= STATED EXERCISE =
Copy every line of the entries that includes the word "type".

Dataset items
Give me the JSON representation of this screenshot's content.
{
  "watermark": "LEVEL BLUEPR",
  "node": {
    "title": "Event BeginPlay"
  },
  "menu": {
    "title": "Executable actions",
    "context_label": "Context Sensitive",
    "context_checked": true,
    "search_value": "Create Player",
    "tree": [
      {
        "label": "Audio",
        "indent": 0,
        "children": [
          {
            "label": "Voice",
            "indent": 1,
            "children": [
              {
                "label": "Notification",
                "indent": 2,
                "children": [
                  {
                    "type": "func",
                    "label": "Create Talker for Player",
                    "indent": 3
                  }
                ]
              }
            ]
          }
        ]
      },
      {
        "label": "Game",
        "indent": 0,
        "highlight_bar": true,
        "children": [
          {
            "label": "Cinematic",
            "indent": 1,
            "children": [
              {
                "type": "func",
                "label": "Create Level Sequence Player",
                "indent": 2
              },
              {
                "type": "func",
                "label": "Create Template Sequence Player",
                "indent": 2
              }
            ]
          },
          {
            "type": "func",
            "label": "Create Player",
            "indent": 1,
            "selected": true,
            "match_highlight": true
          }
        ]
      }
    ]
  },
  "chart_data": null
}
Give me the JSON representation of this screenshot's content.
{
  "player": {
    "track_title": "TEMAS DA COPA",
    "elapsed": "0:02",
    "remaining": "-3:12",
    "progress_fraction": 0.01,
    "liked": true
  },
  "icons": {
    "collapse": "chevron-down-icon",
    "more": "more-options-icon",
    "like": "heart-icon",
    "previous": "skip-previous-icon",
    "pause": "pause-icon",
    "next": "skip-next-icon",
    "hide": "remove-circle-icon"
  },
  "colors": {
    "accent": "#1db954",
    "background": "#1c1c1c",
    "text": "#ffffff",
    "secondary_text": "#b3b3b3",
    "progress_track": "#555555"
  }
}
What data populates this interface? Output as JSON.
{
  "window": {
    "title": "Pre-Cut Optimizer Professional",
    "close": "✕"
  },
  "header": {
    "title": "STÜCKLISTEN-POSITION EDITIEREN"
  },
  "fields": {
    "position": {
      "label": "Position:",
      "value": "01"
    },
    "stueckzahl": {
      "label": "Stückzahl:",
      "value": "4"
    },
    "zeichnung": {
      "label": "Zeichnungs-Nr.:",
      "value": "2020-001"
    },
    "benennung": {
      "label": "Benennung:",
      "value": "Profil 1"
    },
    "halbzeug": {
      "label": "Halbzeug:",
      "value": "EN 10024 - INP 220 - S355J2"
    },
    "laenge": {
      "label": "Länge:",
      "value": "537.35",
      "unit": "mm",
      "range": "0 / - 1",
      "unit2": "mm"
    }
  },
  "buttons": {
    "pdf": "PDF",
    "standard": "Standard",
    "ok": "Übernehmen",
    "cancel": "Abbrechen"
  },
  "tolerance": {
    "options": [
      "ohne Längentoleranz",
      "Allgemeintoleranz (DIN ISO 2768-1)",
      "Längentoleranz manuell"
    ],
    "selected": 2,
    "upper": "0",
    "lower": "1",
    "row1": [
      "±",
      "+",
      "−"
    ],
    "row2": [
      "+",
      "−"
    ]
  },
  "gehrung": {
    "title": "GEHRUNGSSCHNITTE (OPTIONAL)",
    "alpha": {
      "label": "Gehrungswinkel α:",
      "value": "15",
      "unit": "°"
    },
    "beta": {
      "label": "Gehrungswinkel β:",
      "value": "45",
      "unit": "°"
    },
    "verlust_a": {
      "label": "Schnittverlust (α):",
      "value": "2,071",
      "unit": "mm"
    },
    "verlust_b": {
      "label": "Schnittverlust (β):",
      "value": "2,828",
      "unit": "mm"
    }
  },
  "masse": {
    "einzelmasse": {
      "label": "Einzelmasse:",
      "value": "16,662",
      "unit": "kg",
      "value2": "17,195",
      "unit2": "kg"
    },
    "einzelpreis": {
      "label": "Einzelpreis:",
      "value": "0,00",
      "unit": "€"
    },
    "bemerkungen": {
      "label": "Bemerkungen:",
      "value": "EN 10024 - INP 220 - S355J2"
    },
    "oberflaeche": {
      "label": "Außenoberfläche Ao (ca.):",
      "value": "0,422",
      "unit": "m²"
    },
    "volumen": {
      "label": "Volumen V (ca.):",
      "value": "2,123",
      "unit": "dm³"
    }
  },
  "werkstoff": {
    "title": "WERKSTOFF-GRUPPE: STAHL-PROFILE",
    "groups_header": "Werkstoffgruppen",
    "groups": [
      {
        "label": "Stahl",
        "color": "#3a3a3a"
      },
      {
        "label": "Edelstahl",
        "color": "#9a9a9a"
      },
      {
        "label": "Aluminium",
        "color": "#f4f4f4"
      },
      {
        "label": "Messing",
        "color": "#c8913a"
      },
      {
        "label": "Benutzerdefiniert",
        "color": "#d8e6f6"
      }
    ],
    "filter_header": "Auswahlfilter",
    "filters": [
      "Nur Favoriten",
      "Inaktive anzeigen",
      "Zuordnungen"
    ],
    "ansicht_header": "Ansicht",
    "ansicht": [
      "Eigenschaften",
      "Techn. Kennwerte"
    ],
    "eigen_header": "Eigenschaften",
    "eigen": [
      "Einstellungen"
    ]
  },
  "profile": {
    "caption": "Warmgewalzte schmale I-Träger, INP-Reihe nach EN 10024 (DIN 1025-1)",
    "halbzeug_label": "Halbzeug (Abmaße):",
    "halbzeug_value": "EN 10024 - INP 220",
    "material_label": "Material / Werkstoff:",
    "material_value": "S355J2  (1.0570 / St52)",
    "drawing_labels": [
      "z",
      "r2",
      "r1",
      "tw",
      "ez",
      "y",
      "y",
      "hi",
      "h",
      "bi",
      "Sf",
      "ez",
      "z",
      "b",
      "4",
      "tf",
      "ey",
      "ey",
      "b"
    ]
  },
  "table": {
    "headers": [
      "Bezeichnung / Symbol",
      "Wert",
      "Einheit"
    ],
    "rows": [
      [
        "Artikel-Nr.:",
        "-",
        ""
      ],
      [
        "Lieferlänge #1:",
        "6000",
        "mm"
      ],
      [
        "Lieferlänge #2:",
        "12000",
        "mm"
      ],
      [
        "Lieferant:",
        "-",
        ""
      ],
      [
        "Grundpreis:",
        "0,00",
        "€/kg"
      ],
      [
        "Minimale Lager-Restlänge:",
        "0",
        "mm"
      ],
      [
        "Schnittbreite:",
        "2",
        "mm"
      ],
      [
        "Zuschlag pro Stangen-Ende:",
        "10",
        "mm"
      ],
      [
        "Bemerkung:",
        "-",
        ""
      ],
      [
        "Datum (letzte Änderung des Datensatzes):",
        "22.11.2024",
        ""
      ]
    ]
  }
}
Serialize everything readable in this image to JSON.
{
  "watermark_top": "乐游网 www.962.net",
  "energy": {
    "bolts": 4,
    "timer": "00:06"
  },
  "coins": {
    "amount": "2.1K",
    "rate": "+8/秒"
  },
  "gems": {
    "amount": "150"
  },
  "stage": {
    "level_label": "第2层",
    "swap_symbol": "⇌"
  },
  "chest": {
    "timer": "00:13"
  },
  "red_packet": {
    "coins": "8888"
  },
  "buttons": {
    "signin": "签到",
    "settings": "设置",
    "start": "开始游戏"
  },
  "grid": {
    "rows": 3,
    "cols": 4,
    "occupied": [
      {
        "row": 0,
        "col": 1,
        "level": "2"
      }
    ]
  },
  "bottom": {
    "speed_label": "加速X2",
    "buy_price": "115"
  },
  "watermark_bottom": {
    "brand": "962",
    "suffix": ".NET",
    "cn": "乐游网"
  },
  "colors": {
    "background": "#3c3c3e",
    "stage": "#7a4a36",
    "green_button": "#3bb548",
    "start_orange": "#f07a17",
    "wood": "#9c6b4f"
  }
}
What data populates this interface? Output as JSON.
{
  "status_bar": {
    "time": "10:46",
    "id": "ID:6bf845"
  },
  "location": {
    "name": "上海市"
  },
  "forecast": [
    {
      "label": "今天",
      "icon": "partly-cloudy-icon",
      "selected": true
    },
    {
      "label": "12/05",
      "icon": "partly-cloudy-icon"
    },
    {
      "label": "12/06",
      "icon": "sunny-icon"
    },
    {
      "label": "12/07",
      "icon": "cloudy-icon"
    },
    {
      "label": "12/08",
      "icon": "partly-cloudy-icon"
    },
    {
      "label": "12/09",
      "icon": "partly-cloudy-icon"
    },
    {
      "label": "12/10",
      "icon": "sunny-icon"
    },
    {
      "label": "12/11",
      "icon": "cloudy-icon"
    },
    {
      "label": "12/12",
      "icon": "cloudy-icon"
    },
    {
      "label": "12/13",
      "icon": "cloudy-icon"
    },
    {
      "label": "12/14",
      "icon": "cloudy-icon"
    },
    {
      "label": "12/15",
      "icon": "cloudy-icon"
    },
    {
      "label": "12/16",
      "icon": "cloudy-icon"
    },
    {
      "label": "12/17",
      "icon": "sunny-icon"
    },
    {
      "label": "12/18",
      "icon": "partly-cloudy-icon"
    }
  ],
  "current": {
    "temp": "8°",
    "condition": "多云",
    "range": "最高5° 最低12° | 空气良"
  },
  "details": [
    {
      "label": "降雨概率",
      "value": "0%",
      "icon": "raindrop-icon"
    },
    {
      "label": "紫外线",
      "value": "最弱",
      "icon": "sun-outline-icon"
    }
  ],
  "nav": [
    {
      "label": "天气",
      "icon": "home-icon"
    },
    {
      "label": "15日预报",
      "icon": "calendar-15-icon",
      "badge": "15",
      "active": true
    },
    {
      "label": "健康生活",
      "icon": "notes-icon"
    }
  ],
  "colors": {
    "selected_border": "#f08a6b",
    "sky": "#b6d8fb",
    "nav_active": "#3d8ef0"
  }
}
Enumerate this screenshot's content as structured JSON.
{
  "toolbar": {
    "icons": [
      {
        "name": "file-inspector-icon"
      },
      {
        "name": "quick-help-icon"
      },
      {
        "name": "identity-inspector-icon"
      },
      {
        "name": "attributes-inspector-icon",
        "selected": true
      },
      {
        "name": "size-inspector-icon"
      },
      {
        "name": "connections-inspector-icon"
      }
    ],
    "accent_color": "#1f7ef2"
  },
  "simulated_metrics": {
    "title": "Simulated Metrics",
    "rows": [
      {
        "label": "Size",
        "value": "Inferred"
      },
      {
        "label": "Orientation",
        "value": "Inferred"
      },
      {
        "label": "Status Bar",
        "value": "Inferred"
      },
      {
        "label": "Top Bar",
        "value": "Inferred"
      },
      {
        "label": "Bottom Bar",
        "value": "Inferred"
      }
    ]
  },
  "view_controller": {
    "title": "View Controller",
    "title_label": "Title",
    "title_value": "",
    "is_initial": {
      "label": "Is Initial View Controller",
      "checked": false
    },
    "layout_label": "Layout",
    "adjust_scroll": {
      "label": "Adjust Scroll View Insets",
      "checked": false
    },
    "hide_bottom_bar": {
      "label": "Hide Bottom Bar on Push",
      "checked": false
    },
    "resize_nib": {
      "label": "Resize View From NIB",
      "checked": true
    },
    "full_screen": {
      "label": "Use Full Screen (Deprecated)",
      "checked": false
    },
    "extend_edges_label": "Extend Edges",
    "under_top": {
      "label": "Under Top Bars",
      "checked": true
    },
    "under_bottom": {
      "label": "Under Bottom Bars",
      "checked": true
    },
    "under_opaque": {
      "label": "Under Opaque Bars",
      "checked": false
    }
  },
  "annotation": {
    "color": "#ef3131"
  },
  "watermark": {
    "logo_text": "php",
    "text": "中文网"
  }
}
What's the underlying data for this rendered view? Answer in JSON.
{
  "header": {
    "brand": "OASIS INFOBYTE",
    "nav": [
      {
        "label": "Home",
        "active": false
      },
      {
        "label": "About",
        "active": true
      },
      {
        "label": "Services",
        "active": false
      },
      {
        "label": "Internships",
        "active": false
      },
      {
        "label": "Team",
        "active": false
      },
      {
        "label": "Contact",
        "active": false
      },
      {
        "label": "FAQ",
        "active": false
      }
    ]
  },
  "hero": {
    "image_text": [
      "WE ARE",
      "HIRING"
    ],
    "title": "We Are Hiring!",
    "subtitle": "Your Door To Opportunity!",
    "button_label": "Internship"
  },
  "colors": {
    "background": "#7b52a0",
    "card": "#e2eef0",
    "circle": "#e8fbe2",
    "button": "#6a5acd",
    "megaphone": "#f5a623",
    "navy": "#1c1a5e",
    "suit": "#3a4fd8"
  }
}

= FINAL RESULT =
                    "type": "func",
                "type": "func",
                "type": "func",
            "type": "func",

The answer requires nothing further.